-- Aim of the exercise --
Copy out every line that contains the word "title".
--- Begin Source data ---
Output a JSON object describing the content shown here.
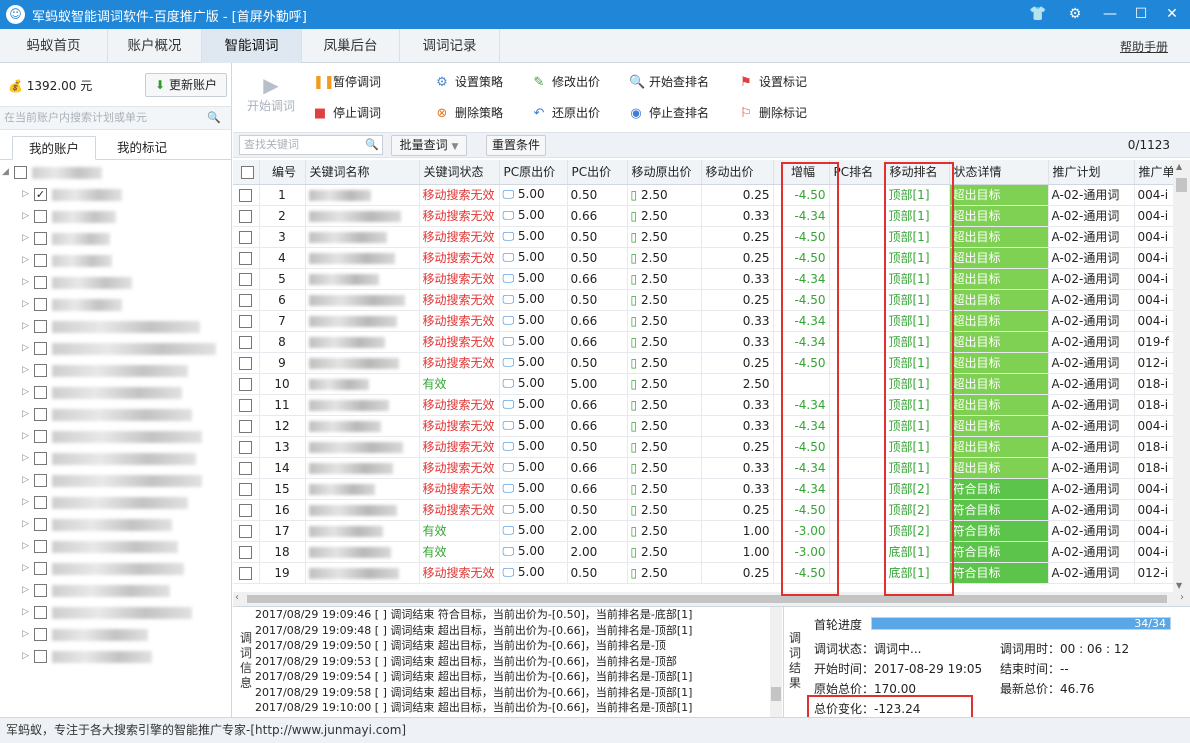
{
  "app": {
    "title": "军蚂蚁智能调词软件-百度推广版 - [首屏外勤呼]"
  },
  "tabs": [
    {
      "label": "蚂蚁首页"
    },
    {
      "label": "账户概况"
    },
    {
      "label": "智能调词"
    },
    {
      "label": "凤巢后台"
    },
    {
      "label": "调词记录"
    }
  ],
  "help_label": "帮助手册",
  "left": {
    "balance": "1392.00 元",
    "update_btn": "更新账户",
    "search_placeholder": "在当前账户内搜索计划或单元",
    "tab_account": "我的账户",
    "tab_marks": "我的标记"
  },
  "toolbar": {
    "start": "开始调词",
    "pause": "暂停调词",
    "stop": "停止调词",
    "set_strategy": "设置策略",
    "del_strategy": "删除策略",
    "edit_bid": "修改出价",
    "restore_bid": "还原出价",
    "start_rank": "开始查排名",
    "stop_rank": "停止查排名",
    "set_mark": "设置标记",
    "del_mark": "删除标记"
  },
  "filter": {
    "search_placeholder": "查找关键词",
    "batch": "批量查词",
    "reset": "重置条件",
    "count": "0/1123"
  },
  "columns": [
    "编号",
    "关键词名称",
    "关键词状态",
    "PC原出价",
    "PC出价",
    "移动原出价",
    "移动出价",
    "增幅",
    "PC排名",
    "移动排名",
    "状态详情",
    "推广计划",
    "推广单"
  ],
  "rows": [
    {
      "n": "1",
      "st": "移动搜索无效",
      "pco": "5.00",
      "pc": "0.50",
      "mo": "2.50",
      "m": "0.25",
      "inc": "-4.50",
      "rank": "顶部[1]",
      "det": "超出目标",
      "plan": "A-02-通用词",
      "unit": "004-i"
    },
    {
      "n": "2",
      "st": "移动搜索无效",
      "pco": "5.00",
      "pc": "0.66",
      "mo": "2.50",
      "m": "0.33",
      "inc": "-4.34",
      "rank": "顶部[1]",
      "det": "超出目标",
      "plan": "A-02-通用词",
      "unit": "004-i"
    },
    {
      "n": "3",
      "st": "移动搜索无效",
      "pco": "5.00",
      "pc": "0.50",
      "mo": "2.50",
      "m": "0.25",
      "inc": "-4.50",
      "rank": "顶部[1]",
      "det": "超出目标",
      "plan": "A-02-通用词",
      "unit": "004-i"
    },
    {
      "n": "4",
      "st": "移动搜索无效",
      "pco": "5.00",
      "pc": "0.50",
      "mo": "2.50",
      "m": "0.25",
      "inc": "-4.50",
      "rank": "顶部[1]",
      "det": "超出目标",
      "plan": "A-02-通用词",
      "unit": "004-i"
    },
    {
      "n": "5",
      "st": "移动搜索无效",
      "pco": "5.00",
      "pc": "0.66",
      "mo": "2.50",
      "m": "0.33",
      "inc": "-4.34",
      "rank": "顶部[1]",
      "det": "超出目标",
      "plan": "A-02-通用词",
      "unit": "004-i"
    },
    {
      "n": "6",
      "st": "移动搜索无效",
      "pco": "5.00",
      "pc": "0.50",
      "mo": "2.50",
      "m": "0.25",
      "inc": "-4.50",
      "rank": "顶部[1]",
      "det": "超出目标",
      "plan": "A-02-通用词",
      "unit": "004-i"
    },
    {
      "n": "7",
      "st": "移动搜索无效",
      "pco": "5.00",
      "pc": "0.66",
      "mo": "2.50",
      "m": "0.33",
      "inc": "-4.34",
      "rank": "顶部[1]",
      "det": "超出目标",
      "plan": "A-02-通用词",
      "unit": "004-i"
    },
    {
      "n": "8",
      "st": "移动搜索无效",
      "pco": "5.00",
      "pc": "0.66",
      "mo": "2.50",
      "m": "0.33",
      "inc": "-4.34",
      "rank": "顶部[1]",
      "det": "超出目标",
      "plan": "A-02-通用词",
      "unit": "019-f"
    },
    {
      "n": "9",
      "st": "移动搜索无效",
      "pco": "5.00",
      "pc": "0.50",
      "mo": "2.50",
      "m": "0.25",
      "inc": "-4.50",
      "rank": "顶部[1]",
      "det": "超出目标",
      "plan": "A-02-通用词",
      "unit": "012-i"
    },
    {
      "n": "10",
      "st": "有效",
      "pco": "5.00",
      "pc": "5.00",
      "mo": "2.50",
      "m": "2.50",
      "inc": "",
      "rank": "顶部[1]",
      "det": "超出目标",
      "plan": "A-02-通用词",
      "unit": "018-i"
    },
    {
      "n": "11",
      "st": "移动搜索无效",
      "pco": "5.00",
      "pc": "0.66",
      "mo": "2.50",
      "m": "0.33",
      "inc": "-4.34",
      "rank": "顶部[1]",
      "det": "超出目标",
      "plan": "A-02-通用词",
      "unit": "018-i"
    },
    {
      "n": "12",
      "st": "移动搜索无效",
      "pco": "5.00",
      "pc": "0.66",
      "mo": "2.50",
      "m": "0.33",
      "inc": "-4.34",
      "rank": "顶部[1]",
      "det": "超出目标",
      "plan": "A-02-通用词",
      "unit": "004-i"
    },
    {
      "n": "13",
      "st": "移动搜索无效",
      "pco": "5.00",
      "pc": "0.50",
      "mo": "2.50",
      "m": "0.25",
      "inc": "-4.50",
      "rank": "顶部[1]",
      "det": "超出目标",
      "plan": "A-02-通用词",
      "unit": "018-i"
    },
    {
      "n": "14",
      "st": "移动搜索无效",
      "pco": "5.00",
      "pc": "0.66",
      "mo": "2.50",
      "m": "0.33",
      "inc": "-4.34",
      "rank": "顶部[1]",
      "det": "超出目标",
      "plan": "A-02-通用词",
      "unit": "018-i"
    },
    {
      "n": "15",
      "st": "移动搜索无效",
      "pco": "5.00",
      "pc": "0.66",
      "mo": "2.50",
      "m": "0.33",
      "inc": "-4.34",
      "rank": "顶部[2]",
      "det": "符合目标",
      "plan": "A-02-通用词",
      "unit": "004-i"
    },
    {
      "n": "16",
      "st": "移动搜索无效",
      "pco": "5.00",
      "pc": "0.50",
      "mo": "2.50",
      "m": "0.25",
      "inc": "-4.50",
      "rank": "顶部[2]",
      "det": "符合目标",
      "plan": "A-02-通用词",
      "unit": "004-i"
    },
    {
      "n": "17",
      "st": "有效",
      "pco": "5.00",
      "pc": "2.00",
      "mo": "2.50",
      "m": "1.00",
      "inc": "-3.00",
      "rank": "顶部[2]",
      "det": "符合目标",
      "plan": "A-02-通用词",
      "unit": "004-i"
    },
    {
      "n": "18",
      "st": "有效",
      "pco": "5.00",
      "pc": "2.00",
      "mo": "2.50",
      "m": "1.00",
      "inc": "-3.00",
      "rank": "底部[1]",
      "det": "符合目标",
      "plan": "A-02-通用词",
      "unit": "004-i"
    },
    {
      "n": "19",
      "st": "移动搜索无效",
      "pco": "5.00",
      "pc": "0.50",
      "mo": "2.50",
      "m": "0.25",
      "inc": "-4.50",
      "rank": "底部[1]",
      "det": "符合目标",
      "plan": "A-02-通用词",
      "unit": "012-i"
    }
  ],
  "log_label": "调词信息",
  "logs": [
    "2017/08/29 19:09:46 [            ] 调词结束 符合目标，当前出价为-[0.50]，当前排名是-底部[1]",
    "2017/08/29 19:09:48 [            ] 调词结束 超出目标，当前出价为-[0.66]，当前排名是-顶部[1]",
    "2017/08/29 19:09:50 [            ] 调词结束 超出目标，当前出价为-[0.66]，当前排名是-顶",
    "2017/08/29 19:09:53 [            ] 调词结束 超出目标，当前出价为-[0.66]，当前排名是-顶部",
    "2017/08/29 19:09:54 [            ] 调词结束 超出目标，当前出价为-[0.66]，当前排名是-顶部[1]",
    "2017/08/29 19:09:58 [            ] 调词结束 超出目标，当前出价为-[0.66]，当前排名是-顶部[1]",
    "2017/08/29 19:10:00 [            ] 调词结束 超出目标，当前出价为-[0.66]，当前排名是-顶部[1]"
  ],
  "result_label": "调词结果",
  "result": {
    "progress_label": "首轮进度",
    "progress_text": "34/34",
    "progress_value": 1.0,
    "state_label": "调词状态",
    "state": "：调词中...",
    "time_label": "调词用时",
    "time": "：00 : 06 : 12",
    "start_label": "开始时间",
    "start": "：2017-08-29 19:05",
    "end_label": "结束时间",
    "end": "：--",
    "orig_label": "原始总价",
    "orig": "：170.00",
    "latest_label": "最新总价",
    "latest": "：46.76",
    "change_label": "总价变化",
    "change": "：-123.24"
  },
  "statusbar": "军蚂蚁，专注于各大搜索引擎的智能推广专家-[http://www.junmayi.com]",
  "colors": {
    "title": "#1f86d8",
    "good": "#7ed152",
    "red": "#e23434",
    "green": "#34a534",
    "highlight": "#e03030"
  }
}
--- End Source data ---
-- Response to the exercise --
    "title": "军蚂蚁智能调词软件-百度推广版 - [首屏外勤呼]"
    "title": "#1f86d8",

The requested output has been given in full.